--- START OF TASK INPUT ---

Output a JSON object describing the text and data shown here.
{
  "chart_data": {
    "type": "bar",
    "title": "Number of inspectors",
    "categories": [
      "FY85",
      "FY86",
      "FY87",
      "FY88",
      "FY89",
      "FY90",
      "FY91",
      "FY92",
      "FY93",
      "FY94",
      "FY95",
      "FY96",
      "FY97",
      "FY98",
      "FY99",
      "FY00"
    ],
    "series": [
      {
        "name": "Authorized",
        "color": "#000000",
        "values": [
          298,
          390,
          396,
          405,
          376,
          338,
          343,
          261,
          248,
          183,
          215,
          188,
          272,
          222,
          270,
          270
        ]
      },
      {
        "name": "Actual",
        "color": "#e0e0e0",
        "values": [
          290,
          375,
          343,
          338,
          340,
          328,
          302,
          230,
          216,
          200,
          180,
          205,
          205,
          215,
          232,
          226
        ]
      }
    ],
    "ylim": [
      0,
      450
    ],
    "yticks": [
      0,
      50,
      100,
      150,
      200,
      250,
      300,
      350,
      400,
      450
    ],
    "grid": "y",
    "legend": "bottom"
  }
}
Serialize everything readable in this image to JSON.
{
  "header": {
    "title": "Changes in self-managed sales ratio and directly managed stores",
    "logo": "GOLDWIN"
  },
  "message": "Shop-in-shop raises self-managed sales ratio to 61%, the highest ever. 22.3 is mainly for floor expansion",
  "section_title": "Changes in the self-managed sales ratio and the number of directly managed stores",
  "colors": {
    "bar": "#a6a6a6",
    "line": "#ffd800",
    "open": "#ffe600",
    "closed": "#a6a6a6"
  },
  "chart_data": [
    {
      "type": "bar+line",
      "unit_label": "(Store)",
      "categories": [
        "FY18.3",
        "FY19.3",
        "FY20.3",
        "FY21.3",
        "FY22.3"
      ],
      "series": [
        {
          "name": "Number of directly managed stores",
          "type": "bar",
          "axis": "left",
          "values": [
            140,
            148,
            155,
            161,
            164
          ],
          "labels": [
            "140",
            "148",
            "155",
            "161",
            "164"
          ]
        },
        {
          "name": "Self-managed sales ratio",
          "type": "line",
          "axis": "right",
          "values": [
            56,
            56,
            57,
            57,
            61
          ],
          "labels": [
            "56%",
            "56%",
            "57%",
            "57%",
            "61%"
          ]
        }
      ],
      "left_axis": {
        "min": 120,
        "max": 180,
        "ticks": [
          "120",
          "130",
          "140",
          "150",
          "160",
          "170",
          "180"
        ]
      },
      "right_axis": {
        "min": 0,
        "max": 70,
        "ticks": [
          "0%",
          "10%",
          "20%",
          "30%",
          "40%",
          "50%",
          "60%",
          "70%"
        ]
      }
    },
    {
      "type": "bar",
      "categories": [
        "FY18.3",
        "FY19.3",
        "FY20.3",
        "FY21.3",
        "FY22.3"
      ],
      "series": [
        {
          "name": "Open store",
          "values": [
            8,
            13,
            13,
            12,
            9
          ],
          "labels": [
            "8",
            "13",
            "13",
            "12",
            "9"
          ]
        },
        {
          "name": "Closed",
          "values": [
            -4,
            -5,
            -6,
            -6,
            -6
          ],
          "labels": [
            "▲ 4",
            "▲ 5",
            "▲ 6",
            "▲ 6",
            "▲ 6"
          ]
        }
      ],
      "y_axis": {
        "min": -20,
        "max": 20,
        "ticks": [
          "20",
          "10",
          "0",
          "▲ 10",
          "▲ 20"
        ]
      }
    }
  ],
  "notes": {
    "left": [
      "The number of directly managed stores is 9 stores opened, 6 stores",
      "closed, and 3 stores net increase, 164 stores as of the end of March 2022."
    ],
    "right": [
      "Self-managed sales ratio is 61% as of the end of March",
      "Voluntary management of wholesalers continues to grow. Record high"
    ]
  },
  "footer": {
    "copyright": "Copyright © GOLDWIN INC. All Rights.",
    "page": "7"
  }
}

--- END OF TASK INPUT ---

Count the lines that hold the string "stores", and reply with that number alone.

5